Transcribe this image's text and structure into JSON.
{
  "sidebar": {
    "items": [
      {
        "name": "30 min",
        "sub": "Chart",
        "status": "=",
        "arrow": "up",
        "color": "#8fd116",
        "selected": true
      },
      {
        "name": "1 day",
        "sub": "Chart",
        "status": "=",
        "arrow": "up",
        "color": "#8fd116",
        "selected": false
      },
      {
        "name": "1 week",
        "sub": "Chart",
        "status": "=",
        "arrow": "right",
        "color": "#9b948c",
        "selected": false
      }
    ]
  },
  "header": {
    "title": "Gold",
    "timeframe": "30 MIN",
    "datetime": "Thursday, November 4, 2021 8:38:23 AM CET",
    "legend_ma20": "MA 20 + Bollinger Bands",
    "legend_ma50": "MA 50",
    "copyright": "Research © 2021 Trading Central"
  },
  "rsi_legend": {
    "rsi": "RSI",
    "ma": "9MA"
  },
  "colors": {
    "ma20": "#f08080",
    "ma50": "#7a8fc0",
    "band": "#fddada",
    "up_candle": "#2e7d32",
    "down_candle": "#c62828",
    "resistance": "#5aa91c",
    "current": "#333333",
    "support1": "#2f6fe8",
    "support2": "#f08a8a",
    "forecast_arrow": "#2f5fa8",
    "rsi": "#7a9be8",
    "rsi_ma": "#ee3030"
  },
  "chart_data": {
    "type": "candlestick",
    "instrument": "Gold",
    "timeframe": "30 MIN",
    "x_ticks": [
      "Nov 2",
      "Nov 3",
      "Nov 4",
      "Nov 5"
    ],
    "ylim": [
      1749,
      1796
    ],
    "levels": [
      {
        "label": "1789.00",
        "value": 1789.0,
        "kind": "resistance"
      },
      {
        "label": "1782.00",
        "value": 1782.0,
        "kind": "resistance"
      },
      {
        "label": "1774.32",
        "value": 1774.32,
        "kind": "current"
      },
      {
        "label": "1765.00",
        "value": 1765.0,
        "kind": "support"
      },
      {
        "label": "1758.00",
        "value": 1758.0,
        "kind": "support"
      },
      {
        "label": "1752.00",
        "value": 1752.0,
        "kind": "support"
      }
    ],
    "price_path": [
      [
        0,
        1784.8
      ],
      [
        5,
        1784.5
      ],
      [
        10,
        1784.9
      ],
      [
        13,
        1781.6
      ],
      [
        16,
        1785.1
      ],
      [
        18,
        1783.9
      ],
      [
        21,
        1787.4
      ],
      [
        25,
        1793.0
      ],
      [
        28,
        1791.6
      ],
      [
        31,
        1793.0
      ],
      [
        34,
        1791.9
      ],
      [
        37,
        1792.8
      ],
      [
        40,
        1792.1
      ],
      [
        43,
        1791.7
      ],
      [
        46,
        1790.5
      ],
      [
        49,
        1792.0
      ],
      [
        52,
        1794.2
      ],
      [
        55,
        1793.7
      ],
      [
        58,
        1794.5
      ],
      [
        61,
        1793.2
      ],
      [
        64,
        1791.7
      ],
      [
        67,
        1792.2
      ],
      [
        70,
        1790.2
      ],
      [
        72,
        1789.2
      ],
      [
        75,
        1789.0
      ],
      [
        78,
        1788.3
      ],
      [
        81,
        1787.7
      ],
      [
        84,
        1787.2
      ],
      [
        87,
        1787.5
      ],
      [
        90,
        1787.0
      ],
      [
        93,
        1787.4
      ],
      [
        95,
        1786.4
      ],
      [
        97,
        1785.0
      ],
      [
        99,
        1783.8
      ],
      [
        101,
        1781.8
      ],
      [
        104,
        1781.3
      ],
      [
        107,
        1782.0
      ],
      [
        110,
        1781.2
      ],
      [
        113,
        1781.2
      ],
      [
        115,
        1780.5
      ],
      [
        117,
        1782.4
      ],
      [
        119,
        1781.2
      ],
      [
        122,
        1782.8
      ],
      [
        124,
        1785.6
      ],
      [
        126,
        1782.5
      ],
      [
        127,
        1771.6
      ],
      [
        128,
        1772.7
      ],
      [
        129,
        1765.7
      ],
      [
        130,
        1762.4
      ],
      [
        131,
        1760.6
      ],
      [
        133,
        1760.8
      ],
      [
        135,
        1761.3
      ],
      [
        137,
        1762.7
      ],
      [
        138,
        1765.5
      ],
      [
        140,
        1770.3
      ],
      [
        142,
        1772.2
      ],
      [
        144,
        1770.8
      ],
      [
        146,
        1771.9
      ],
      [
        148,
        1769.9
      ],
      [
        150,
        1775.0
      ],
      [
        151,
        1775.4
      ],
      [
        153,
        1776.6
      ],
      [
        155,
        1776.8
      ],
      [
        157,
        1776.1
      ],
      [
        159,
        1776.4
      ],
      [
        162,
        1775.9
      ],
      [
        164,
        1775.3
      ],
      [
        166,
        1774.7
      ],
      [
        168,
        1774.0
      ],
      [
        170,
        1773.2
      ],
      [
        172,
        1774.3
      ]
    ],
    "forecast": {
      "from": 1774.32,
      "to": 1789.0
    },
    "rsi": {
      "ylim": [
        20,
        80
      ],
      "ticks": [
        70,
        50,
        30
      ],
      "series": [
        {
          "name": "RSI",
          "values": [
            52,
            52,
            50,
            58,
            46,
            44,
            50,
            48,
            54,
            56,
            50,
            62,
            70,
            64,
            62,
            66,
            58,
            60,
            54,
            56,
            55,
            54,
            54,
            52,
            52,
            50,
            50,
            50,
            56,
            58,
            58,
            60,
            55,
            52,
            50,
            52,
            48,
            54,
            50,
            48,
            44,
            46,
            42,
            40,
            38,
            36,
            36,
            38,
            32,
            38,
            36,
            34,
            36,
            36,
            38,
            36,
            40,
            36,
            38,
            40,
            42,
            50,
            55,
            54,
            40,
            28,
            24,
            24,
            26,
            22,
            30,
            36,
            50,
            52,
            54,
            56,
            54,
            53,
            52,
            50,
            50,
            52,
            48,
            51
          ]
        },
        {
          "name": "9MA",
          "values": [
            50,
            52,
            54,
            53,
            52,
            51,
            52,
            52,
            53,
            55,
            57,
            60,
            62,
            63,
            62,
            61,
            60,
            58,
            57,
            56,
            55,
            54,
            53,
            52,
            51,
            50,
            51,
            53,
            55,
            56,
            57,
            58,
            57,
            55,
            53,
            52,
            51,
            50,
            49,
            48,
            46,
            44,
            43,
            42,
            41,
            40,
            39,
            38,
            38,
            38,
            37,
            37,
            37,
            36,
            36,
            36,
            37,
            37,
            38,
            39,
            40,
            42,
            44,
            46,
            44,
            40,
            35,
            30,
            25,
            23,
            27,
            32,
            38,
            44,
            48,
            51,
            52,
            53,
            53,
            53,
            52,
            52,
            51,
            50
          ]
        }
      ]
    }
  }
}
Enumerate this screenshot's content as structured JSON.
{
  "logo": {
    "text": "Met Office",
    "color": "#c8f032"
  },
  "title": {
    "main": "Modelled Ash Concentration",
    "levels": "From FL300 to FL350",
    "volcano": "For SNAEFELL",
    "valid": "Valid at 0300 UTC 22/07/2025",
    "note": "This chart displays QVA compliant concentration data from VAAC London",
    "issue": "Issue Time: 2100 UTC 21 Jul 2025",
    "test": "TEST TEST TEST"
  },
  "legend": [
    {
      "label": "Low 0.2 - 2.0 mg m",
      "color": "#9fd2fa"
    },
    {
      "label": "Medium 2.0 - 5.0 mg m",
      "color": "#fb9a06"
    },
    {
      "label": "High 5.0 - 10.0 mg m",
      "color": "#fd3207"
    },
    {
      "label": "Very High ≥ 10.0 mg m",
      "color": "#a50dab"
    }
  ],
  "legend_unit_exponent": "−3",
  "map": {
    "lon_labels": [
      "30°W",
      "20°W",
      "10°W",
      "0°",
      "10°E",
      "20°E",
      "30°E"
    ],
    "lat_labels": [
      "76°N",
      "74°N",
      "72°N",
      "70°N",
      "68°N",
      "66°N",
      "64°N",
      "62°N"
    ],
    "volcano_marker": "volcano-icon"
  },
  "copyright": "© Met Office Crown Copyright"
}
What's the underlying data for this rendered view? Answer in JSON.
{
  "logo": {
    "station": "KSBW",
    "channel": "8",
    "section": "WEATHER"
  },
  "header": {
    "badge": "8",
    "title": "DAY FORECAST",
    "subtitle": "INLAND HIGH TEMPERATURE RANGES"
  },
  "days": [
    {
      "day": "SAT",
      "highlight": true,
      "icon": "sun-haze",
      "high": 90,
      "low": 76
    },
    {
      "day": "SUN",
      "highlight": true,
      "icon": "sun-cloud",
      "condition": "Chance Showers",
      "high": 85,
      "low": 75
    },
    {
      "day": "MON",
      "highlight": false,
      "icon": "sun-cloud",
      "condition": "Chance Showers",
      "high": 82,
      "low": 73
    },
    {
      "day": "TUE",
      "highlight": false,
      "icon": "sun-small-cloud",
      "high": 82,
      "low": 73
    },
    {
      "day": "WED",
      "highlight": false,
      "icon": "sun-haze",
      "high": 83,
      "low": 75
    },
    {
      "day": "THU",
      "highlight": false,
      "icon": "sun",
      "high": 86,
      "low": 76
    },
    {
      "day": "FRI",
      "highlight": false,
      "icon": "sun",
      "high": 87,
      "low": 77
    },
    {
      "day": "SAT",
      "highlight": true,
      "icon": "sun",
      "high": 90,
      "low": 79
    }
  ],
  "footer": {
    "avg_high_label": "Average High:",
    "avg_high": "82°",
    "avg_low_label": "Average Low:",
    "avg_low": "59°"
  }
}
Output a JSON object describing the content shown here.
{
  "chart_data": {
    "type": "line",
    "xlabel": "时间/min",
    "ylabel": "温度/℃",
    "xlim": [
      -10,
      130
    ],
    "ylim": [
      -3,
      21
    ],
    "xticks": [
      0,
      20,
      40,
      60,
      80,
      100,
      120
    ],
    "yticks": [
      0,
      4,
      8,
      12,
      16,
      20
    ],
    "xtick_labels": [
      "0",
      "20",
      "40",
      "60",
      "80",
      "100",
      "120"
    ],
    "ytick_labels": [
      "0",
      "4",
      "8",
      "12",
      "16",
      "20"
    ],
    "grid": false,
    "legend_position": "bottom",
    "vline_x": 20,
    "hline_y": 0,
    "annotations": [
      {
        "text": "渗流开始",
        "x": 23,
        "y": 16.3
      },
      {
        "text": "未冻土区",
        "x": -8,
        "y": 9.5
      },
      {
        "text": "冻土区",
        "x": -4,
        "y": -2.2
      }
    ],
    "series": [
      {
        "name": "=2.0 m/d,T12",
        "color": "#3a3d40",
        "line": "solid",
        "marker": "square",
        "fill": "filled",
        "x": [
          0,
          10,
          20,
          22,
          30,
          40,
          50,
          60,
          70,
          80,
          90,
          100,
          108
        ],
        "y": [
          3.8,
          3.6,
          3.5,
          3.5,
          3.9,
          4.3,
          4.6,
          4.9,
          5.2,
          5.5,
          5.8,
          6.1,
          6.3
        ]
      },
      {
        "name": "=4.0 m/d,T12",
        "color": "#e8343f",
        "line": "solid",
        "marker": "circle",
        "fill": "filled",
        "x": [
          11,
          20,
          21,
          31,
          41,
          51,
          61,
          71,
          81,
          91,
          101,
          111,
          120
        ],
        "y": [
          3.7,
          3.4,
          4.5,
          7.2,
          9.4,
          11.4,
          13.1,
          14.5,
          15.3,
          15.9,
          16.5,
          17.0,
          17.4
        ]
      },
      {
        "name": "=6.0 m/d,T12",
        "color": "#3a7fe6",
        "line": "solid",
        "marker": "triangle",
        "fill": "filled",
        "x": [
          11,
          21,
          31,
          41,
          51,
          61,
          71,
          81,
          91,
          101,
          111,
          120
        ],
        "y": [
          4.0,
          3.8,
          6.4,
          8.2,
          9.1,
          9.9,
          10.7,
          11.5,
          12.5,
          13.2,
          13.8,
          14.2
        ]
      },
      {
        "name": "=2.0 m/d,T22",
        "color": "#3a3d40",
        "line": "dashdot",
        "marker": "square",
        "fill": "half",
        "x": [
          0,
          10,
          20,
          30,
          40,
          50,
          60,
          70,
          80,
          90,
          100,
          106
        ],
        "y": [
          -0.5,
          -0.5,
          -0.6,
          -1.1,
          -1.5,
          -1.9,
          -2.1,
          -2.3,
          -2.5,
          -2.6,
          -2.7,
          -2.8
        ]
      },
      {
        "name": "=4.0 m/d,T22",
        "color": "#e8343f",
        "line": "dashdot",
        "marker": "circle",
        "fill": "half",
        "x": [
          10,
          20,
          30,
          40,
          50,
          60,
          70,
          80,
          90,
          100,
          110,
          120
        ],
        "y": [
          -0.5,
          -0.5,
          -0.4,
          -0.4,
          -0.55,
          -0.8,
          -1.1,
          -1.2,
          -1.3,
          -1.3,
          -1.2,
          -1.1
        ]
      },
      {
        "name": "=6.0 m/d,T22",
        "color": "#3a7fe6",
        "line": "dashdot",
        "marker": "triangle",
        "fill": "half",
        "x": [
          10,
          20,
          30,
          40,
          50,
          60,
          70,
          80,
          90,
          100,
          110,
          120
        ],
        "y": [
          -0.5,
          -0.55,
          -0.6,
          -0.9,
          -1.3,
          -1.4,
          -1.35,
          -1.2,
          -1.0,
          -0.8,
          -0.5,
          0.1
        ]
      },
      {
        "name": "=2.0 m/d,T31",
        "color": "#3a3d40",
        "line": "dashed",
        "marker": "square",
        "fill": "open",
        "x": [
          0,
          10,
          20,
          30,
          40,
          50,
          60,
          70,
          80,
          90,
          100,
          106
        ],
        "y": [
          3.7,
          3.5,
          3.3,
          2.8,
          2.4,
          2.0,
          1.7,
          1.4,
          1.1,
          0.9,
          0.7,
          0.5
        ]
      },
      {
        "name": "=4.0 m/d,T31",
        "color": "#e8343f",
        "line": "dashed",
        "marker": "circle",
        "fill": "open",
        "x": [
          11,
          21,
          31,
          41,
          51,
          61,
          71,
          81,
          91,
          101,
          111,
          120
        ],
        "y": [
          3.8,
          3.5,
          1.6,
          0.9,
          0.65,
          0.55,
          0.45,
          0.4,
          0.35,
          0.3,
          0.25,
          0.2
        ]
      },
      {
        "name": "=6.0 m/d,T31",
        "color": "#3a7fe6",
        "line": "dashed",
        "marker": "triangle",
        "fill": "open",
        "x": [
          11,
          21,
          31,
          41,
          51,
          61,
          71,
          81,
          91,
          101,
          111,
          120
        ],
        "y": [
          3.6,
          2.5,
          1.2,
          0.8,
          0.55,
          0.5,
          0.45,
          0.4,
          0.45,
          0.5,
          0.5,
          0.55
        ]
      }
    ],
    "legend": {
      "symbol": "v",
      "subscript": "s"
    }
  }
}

= = = = = = =

In the listing above, find each line with the word "text" and copy it.

→ **Response to this exercise**
Transcribe this image's text and structure into JSON.
    "text": "Met Office",
        "text": "渗流开始",
        "text": "未冻土区",
        "text": "冻土区",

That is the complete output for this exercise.